In the records below, find each line containing the word "color" and copy it.

=== Listed records ===
+++
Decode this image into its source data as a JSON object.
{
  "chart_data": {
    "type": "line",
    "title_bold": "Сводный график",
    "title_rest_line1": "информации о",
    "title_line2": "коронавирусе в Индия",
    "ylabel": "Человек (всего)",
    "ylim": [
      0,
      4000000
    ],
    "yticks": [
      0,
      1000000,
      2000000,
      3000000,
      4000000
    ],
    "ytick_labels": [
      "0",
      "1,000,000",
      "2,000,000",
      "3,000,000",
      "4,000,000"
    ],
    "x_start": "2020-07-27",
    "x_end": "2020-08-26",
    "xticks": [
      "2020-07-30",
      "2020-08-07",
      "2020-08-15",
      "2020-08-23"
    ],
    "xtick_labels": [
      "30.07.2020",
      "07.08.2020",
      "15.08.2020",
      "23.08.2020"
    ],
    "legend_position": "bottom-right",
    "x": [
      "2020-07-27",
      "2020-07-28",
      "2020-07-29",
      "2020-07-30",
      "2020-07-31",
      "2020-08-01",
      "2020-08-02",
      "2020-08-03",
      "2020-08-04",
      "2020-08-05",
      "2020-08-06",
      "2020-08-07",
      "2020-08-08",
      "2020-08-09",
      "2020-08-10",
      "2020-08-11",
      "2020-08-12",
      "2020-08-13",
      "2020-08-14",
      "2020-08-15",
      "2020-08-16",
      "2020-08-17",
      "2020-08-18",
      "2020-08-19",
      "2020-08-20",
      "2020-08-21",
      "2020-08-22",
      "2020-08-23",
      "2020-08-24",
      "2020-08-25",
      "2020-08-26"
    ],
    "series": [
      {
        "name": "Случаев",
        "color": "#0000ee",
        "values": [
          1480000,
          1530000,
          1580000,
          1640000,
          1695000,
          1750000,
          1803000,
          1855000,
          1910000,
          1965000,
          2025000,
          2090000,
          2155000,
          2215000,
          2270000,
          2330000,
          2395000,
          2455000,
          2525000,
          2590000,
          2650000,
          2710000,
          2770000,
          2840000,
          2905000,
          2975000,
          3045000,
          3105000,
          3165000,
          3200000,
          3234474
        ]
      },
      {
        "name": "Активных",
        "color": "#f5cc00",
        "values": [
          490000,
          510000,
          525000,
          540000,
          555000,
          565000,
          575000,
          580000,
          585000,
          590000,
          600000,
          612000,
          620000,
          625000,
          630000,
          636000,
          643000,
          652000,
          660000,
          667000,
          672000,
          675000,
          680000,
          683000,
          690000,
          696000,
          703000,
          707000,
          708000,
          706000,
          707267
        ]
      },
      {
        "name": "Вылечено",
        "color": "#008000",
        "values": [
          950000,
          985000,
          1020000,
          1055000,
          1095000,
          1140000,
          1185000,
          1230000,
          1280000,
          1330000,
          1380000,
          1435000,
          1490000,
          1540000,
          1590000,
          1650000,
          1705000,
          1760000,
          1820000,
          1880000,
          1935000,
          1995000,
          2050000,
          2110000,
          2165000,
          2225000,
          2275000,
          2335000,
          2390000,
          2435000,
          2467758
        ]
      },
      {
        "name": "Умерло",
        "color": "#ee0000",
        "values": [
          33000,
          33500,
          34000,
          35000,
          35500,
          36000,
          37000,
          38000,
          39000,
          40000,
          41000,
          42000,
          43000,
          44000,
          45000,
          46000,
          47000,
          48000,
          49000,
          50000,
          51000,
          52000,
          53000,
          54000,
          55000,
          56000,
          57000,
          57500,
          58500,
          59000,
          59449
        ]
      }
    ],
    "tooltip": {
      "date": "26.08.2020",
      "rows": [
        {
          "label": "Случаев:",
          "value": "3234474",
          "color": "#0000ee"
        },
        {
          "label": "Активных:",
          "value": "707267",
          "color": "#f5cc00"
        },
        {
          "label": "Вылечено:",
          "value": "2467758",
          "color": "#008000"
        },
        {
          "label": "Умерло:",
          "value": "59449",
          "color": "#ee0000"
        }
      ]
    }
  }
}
+++
=== Result of this exercise ===
        "color": "#0000ee",
        "color": "#f5cc00",
        "color": "#008000",
        "color": "#ee0000",
          "color": "#0000ee"
          "color": "#f5cc00"
          "color": "#008000"
          "color": "#ee0000"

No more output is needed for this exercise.